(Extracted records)
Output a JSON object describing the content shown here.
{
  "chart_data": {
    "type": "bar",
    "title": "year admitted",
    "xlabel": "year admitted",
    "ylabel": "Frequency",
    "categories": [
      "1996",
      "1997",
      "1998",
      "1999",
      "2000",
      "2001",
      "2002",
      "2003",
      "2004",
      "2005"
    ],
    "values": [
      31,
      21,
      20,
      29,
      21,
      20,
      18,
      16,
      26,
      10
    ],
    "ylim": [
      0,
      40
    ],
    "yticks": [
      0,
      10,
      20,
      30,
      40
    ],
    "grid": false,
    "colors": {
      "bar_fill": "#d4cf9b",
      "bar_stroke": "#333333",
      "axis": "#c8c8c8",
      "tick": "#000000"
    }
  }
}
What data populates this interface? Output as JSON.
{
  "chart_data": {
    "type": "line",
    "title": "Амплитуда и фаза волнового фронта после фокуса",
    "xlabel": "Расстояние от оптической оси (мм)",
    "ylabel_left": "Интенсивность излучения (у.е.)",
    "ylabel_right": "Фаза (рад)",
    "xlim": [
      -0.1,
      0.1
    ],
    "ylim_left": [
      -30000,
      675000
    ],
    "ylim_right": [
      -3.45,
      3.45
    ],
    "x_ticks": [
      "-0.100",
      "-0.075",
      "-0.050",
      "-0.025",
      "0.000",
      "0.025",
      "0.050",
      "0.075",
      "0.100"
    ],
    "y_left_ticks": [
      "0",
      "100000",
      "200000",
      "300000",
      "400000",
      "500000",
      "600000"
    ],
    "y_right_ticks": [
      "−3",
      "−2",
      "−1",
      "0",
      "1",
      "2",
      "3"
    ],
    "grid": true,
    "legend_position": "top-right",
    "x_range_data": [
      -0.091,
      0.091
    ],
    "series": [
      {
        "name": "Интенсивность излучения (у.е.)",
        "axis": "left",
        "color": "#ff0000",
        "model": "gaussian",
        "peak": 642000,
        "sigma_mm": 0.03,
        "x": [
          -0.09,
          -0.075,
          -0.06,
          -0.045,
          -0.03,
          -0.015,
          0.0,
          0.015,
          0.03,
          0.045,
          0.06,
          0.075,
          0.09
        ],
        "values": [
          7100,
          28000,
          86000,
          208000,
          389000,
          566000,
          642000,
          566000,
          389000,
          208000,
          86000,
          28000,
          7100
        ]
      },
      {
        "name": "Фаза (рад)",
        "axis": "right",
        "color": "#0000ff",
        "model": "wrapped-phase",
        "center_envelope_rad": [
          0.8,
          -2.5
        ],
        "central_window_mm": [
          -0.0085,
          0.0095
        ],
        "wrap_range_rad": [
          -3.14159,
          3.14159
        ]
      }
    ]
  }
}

◆ Directions
Using the data above, repeat every line exactly.

◆ Exercise answer
Output a JSON object describing the content shown here.
{
  "chart_data": {
    "type": "bar",
    "title": "year admitted",
    "xlabel": "year admitted",
    "ylabel": "Frequency",
    "categories": [
      "1996",
      "1997",
      "1998",
      "1999",
      "2000",
      "2001",
      "2002",
      "2003",
      "2004",
      "2005"
    ],
    "values": [
      31,
      21,
      20,
      29,
      21,
      20,
      18,
      16,
      26,
      10
    ],
    "ylim": [
      0,
      40
    ],
    "yticks": [
      0,
      10,
      20,
      30,
      40
    ],
    "grid": false,
    "colors": {
      "bar_fill": "#d4cf9b",
      "bar_stroke": "#333333",
      "axis": "#c8c8c8",
      "tick": "#000000"
    }
  }
}
What data populates this interface? Output as JSON.
{
  "chart_data": {
    "type": "line",
    "title": "Амплитуда и фаза волнового фронта после фокуса",
    "xlabel": "Расстояние от оптической оси (мм)",
    "ylabel_left": "Интенсивность излучения (у.е.)",
    "ylabel_right": "Фаза (рад)",
    "xlim": [
      -0.1,
      0.1
    ],
    "ylim_left": [
      -30000,
      675000
    ],
    "ylim_right": [
      -3.45,
      3.45
    ],
    "x_ticks": [
      "-0.100",
      "-0.075",
      "-0.050",
      "-0.025",
      "0.000",
      "0.025",
      "0.050",
      "0.075",
      "0.100"
    ],
    "y_left_ticks": [
      "0",
      "100000",
      "200000",
      "300000",
      "400000",
      "500000",
      "600000"
    ],
    "y_right_ticks": [
      "−3",
      "−2",
      "−1",
      "0",
      "1",
      "2",
      "3"
    ],
    "grid": true,
    "legend_position": "top-right",
    "x_range_data": [
      -0.091,
      0.091
    ],
    "series": [
      {
        "name": "Интенсивность излучения (у.е.)",
        "axis": "left",
        "color": "#ff0000",
        "model": "gaussian",
        "peak": 642000,
        "sigma_mm": 0.03,
        "x": [
          -0.09,
          -0.075,
          -0.06,
          -0.045,
          -0.03,
          -0.015,
          0.0,
          0.015,
          0.03,
          0.045,
          0.06,
          0.075,
          0.09
        ],
        "values": [
          7100,
          28000,
          86000,
          208000,
          389000,
          566000,
          642000,
          566000,
          389000,
          208000,
          86000,
          28000,
          7100
        ]
      },
      {
        "name": "Фаза (рад)",
        "axis": "right",
        "color": "#0000ff",
        "model": "wrapped-phase",
        "center_envelope_rad": [
          0.8,
          -2.5
        ],
        "central_window_mm": [
          -0.0085,
          0.0095
        ],
        "wrap_range_rad": [
          -3.14159,
          3.14159
        ]
      }
    ]
  }
}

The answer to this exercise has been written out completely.